TRECHO DO DOCUMENTO.
---*---
Na década de 90, estive em Casablanca com uma amiga. Mal chegamos, brinquei de adolescente na tentativa de identificar o lugar onde Bogart (Rick) e Bergman (Lund) se encontraram. Descobri que sequer havia uma foto dos protagonistas de “Casablanca”. Por acaso, encontramos um intelectual francês que foi demasiado perspicaz, felino e arguto em seu comentário, após a verbalização do nosso intento: “Siga o flerte”.

Mas a verdadeira palavra que nos importa nesta crônica é “liberdade”. Há poucos vocábulos com tanta versatilidade. Logo percebemos que toda liberdade tem um custo e uma gradação. Mesmo abrangendo diferentes configurações, todas elas se entrelaçam formando um amálgama.
---*---
MATERIAL FORNECIDO.
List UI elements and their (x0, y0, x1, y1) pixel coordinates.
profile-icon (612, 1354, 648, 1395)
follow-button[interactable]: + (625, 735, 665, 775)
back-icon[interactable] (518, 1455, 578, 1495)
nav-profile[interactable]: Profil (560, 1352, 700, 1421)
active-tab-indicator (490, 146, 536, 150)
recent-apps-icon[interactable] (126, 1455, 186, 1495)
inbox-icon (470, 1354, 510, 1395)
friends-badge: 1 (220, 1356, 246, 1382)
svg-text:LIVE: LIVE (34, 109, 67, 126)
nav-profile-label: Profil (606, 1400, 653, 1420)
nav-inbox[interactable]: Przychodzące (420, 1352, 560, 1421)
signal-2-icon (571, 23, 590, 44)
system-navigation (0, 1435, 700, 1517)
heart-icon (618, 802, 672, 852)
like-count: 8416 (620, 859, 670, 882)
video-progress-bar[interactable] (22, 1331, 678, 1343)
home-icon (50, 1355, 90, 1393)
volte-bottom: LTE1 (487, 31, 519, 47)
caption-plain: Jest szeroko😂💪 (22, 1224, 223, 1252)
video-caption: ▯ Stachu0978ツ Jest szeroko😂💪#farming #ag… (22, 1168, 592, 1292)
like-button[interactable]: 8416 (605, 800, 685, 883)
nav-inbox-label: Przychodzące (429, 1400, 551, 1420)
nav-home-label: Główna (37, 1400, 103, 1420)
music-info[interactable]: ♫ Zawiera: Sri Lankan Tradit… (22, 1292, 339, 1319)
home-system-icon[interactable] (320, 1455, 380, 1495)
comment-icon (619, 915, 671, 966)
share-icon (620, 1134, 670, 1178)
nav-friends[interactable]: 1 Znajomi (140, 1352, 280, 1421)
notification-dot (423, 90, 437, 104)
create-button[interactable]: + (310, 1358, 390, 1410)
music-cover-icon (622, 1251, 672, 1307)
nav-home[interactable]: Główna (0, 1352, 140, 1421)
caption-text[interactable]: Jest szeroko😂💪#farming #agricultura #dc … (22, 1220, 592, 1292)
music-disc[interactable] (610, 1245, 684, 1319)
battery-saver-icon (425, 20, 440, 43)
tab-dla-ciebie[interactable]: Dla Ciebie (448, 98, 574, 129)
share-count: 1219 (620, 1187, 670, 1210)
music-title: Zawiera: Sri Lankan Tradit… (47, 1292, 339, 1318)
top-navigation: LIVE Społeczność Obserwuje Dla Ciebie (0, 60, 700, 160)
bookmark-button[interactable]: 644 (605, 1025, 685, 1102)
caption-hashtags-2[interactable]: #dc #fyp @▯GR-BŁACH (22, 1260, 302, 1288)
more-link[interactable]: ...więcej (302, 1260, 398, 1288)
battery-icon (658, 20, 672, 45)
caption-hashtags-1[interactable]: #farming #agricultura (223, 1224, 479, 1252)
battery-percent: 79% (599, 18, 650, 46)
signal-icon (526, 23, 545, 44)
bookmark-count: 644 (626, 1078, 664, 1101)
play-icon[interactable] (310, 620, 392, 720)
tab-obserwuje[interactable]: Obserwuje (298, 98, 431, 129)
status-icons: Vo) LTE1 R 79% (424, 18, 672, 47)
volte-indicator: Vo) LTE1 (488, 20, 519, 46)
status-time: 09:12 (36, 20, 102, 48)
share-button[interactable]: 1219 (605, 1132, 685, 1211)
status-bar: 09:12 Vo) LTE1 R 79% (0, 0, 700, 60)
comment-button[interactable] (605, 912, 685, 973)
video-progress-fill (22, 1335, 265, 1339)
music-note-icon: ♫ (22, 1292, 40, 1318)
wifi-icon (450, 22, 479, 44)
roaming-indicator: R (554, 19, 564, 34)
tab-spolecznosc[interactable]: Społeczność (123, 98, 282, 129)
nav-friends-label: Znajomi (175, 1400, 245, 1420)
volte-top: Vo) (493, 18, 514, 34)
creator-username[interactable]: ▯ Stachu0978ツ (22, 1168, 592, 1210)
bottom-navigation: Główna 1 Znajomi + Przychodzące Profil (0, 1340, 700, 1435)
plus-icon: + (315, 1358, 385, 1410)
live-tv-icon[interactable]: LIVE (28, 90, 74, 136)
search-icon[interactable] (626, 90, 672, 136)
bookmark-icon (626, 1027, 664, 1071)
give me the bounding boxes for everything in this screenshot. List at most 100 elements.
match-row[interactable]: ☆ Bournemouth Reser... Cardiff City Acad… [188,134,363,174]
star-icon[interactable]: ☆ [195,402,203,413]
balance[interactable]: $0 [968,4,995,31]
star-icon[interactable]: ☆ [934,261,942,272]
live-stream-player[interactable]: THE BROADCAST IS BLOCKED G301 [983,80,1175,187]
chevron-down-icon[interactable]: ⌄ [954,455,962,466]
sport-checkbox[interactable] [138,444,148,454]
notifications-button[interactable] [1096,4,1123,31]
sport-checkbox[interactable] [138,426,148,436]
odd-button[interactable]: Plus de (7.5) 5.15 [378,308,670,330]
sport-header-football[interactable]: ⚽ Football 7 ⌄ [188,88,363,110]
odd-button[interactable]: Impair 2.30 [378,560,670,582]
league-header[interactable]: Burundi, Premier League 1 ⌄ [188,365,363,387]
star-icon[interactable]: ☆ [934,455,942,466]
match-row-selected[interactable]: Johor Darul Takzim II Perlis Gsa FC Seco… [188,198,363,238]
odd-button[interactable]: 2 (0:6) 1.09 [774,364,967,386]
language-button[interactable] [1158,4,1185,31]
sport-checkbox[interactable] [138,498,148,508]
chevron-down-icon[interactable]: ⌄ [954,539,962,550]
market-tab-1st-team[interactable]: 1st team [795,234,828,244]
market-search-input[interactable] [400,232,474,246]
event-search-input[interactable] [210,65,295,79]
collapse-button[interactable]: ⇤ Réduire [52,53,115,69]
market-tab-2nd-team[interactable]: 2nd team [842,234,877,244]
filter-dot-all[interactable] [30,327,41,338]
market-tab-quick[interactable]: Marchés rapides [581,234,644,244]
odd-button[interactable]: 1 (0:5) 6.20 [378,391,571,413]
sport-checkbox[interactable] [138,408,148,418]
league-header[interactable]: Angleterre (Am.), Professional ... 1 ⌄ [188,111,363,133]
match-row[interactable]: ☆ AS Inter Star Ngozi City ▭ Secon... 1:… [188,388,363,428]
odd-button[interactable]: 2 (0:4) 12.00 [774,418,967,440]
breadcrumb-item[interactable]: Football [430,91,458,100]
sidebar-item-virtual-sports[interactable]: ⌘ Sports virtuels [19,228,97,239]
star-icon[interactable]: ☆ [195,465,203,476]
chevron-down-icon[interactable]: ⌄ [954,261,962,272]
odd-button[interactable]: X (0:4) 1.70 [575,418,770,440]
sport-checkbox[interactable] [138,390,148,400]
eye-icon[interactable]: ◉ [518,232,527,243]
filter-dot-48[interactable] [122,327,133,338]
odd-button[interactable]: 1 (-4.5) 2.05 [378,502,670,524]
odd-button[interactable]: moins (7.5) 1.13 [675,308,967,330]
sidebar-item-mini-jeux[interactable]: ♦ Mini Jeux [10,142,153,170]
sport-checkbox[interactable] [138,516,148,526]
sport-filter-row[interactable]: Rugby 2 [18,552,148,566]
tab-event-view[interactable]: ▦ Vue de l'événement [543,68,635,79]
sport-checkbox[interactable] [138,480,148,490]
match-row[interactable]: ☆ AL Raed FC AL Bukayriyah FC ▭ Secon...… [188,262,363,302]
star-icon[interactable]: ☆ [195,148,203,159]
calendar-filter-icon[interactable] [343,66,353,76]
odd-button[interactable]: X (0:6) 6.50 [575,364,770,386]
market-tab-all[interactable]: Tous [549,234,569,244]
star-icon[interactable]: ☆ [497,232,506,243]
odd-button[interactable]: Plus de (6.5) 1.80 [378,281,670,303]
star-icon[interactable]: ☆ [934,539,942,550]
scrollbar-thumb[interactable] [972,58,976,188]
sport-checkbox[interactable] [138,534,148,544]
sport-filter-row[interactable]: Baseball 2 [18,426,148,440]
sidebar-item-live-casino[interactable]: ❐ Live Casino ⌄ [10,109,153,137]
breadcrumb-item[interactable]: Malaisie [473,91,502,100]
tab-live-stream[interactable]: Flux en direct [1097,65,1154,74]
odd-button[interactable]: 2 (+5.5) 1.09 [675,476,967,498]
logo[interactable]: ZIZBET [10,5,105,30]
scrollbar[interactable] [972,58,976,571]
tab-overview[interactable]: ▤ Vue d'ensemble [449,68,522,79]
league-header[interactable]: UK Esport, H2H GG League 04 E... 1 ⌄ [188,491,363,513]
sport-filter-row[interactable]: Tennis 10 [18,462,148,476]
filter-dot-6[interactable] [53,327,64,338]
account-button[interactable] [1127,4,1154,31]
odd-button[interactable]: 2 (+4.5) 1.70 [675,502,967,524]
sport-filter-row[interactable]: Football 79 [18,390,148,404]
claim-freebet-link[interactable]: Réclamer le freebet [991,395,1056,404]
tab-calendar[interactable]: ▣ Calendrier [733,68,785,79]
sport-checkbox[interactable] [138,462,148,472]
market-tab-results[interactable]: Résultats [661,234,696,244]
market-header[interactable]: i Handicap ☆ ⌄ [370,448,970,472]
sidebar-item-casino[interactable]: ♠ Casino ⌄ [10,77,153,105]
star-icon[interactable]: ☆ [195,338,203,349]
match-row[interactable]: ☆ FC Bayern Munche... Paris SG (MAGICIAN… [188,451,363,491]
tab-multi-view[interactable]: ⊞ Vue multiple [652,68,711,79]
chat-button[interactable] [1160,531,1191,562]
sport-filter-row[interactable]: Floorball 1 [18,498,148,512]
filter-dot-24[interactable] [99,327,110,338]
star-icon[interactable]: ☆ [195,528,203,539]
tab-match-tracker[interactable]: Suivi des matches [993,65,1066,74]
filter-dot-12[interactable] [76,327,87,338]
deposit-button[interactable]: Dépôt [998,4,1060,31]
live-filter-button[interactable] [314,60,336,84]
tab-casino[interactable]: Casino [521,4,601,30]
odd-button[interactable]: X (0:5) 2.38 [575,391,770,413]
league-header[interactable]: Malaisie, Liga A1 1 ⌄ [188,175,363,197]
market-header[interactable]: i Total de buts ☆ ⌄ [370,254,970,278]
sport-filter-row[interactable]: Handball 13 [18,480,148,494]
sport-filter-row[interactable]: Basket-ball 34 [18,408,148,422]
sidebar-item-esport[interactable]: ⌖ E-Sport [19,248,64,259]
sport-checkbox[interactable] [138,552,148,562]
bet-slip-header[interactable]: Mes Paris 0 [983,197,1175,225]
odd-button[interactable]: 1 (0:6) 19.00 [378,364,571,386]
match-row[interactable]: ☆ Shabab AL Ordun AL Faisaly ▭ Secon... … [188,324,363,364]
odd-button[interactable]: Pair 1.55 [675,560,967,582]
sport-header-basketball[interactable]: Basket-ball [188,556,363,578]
---*---
REQUISITOS DA TAREFA.
Responda com base no trecho:
(a) Em que década aconteceu a viagem a Casablanca?
(b) O que o intelectual francês disse como comentário?
(c) Qual é a palavra que, segundo o trecho, verdadeiramente importa?
Os registros não têm relação com o trecho.

RESPOSTA.
(a) Na década de 90.
(b) "Siga o flerte".
(c) "Liberdade".